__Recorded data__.
※

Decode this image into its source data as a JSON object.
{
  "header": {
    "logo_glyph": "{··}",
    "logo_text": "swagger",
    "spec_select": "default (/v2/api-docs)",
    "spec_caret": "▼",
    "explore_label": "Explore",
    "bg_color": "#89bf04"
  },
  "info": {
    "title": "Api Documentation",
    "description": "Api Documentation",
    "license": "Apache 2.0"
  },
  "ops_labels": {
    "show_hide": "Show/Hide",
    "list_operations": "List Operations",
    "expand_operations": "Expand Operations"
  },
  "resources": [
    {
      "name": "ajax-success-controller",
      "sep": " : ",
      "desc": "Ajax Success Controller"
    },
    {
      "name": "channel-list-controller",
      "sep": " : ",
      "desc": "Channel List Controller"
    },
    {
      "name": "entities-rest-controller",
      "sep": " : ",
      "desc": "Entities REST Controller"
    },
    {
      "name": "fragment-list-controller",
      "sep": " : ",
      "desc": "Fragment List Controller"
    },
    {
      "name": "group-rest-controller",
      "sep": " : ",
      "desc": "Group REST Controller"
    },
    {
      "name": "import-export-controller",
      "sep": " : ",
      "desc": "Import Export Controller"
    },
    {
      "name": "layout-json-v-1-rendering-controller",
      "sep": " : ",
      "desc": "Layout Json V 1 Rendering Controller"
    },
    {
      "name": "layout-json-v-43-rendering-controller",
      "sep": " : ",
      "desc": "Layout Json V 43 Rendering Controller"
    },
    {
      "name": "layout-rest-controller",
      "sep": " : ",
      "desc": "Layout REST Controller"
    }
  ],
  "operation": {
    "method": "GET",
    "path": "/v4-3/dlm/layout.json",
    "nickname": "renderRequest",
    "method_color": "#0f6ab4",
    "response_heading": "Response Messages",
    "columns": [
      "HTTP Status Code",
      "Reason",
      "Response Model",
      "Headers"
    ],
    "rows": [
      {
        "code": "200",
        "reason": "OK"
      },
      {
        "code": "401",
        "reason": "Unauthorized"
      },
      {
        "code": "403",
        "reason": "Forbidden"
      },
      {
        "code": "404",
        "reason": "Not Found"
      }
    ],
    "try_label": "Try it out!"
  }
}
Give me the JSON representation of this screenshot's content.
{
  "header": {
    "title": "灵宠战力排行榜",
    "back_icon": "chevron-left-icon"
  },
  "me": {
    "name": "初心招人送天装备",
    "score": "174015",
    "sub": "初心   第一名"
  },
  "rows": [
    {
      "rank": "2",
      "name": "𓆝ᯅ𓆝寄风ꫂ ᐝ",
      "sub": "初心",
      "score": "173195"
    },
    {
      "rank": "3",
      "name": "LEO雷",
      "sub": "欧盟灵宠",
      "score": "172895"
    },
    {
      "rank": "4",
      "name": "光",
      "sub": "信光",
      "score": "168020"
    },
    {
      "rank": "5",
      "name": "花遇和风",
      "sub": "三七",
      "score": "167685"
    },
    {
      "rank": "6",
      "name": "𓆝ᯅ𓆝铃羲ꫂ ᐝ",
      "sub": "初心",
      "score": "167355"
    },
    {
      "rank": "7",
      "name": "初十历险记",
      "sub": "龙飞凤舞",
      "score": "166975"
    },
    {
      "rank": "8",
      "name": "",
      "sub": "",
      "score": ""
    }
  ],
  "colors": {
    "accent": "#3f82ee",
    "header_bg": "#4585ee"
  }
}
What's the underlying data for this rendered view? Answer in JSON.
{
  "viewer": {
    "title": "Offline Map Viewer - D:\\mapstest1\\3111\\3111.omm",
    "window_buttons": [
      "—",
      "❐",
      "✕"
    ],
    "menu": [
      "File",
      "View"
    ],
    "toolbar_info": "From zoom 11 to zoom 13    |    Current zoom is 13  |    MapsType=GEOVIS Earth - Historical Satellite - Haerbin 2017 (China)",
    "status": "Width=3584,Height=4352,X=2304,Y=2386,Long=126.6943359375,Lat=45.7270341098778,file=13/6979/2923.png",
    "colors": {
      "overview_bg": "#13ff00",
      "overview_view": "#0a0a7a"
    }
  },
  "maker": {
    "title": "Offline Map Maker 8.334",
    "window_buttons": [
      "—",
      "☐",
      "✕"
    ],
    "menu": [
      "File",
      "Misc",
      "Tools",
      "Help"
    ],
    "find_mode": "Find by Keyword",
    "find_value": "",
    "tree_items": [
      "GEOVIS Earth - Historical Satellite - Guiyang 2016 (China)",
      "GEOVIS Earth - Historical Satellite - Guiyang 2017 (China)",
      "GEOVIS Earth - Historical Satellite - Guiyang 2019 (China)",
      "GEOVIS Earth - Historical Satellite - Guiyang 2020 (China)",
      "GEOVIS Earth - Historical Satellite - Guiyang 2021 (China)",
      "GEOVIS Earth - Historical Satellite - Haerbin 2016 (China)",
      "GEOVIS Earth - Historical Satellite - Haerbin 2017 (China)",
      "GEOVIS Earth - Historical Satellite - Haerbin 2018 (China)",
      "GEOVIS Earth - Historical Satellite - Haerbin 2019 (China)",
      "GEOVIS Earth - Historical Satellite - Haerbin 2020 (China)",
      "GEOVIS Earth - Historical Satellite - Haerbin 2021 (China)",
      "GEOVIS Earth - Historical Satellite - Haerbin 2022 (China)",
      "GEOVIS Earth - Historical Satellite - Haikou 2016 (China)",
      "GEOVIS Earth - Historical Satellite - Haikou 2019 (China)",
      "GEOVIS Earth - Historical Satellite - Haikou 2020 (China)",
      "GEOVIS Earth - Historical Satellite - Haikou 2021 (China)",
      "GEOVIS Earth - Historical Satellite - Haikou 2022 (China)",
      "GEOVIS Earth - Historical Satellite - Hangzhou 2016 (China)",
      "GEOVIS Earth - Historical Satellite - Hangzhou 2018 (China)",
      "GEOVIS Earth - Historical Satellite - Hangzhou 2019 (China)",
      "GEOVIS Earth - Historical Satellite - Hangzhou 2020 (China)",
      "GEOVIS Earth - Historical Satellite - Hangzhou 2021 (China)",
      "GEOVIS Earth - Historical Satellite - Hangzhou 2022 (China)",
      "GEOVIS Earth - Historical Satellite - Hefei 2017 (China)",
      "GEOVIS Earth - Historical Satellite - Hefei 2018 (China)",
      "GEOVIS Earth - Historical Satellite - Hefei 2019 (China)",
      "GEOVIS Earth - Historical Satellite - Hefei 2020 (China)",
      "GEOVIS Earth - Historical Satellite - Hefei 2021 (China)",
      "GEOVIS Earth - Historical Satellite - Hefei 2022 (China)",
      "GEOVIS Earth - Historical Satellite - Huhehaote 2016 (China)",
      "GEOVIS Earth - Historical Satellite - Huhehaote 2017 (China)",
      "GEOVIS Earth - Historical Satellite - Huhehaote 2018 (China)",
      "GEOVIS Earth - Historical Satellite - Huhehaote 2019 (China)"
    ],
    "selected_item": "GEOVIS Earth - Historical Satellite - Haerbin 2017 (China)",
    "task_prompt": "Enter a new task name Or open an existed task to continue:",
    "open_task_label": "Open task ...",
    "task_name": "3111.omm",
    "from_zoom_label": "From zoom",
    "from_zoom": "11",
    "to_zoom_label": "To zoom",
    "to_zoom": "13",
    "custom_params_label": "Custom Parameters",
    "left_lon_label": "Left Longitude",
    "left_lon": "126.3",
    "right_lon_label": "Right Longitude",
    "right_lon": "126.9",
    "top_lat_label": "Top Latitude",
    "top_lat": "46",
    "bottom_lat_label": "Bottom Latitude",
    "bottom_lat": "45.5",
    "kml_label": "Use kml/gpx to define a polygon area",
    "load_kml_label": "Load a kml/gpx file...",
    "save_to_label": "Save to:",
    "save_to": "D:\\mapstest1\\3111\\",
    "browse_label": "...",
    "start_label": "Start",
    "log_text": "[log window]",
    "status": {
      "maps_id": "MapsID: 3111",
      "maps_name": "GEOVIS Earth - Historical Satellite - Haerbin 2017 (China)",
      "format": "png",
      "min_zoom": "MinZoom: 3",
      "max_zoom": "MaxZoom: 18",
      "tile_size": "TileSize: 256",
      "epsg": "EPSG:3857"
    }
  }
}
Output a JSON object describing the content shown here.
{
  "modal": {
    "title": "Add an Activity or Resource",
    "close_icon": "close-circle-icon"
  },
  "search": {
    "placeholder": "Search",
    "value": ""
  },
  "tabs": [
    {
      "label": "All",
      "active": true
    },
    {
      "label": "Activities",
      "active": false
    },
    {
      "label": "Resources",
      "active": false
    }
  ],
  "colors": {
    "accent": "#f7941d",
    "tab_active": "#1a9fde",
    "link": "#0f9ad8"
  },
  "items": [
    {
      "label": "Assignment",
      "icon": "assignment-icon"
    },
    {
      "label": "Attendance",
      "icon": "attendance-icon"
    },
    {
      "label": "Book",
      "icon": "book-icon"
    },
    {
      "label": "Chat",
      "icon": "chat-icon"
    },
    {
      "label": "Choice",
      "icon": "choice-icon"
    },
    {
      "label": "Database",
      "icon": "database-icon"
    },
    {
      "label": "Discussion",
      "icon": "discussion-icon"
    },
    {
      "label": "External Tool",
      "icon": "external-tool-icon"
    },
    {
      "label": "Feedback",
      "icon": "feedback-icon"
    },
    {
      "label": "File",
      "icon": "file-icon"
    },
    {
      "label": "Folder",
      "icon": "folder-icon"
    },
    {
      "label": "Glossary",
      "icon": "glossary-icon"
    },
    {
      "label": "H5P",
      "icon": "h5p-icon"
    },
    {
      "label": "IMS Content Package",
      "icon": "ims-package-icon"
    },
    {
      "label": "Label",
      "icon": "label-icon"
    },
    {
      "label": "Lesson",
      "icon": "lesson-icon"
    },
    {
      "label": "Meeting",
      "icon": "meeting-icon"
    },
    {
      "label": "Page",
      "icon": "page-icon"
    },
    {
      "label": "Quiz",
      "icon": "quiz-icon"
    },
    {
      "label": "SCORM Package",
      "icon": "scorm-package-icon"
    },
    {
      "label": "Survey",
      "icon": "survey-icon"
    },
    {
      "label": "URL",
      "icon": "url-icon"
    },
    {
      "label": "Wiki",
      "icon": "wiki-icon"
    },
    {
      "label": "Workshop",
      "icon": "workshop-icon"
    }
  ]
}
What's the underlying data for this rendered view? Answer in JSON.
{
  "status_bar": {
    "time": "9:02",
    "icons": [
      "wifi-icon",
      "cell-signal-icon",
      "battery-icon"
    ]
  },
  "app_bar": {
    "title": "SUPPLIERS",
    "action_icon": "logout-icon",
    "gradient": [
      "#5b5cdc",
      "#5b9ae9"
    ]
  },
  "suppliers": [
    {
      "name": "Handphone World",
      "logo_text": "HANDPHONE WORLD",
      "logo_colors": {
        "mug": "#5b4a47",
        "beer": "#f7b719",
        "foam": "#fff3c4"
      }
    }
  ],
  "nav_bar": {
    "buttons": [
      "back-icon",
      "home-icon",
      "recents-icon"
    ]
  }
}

※

Above are the records; copy every line in them that holds the word "Operations".

    "list_operations": "List Operations",
    "expand_operations": "Expand Operations"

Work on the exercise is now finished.